- [What is required]: Copy each line that contains the word "было".

- [Data to use]:

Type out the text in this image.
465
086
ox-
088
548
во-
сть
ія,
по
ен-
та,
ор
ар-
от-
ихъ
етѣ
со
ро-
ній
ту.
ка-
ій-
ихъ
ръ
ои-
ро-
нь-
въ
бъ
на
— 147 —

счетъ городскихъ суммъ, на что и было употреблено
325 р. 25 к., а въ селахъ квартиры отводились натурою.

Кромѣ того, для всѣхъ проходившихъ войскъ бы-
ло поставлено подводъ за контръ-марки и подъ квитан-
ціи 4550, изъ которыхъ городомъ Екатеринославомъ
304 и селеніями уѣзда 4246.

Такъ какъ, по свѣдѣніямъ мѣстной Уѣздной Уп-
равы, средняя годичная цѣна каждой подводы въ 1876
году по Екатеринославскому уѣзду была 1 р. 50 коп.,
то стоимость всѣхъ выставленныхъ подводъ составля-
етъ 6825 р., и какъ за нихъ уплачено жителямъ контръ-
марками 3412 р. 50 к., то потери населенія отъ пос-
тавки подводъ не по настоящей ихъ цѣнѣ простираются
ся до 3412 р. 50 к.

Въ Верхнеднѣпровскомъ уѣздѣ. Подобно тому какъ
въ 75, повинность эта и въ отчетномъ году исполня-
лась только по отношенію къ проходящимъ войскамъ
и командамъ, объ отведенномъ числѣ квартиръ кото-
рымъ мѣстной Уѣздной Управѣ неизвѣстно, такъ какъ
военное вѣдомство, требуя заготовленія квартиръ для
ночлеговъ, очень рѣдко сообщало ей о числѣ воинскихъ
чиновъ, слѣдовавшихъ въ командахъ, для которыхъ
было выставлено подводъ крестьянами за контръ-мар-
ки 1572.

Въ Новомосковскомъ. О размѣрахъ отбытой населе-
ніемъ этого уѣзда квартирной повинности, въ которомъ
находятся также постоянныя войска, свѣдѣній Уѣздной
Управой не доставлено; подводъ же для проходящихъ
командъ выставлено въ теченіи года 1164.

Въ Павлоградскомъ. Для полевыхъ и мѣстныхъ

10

- [The reply]:
счетъ городскихъ суммъ, на что и было употреблено
было выставлено подводъ крестьянами за контръ-мар-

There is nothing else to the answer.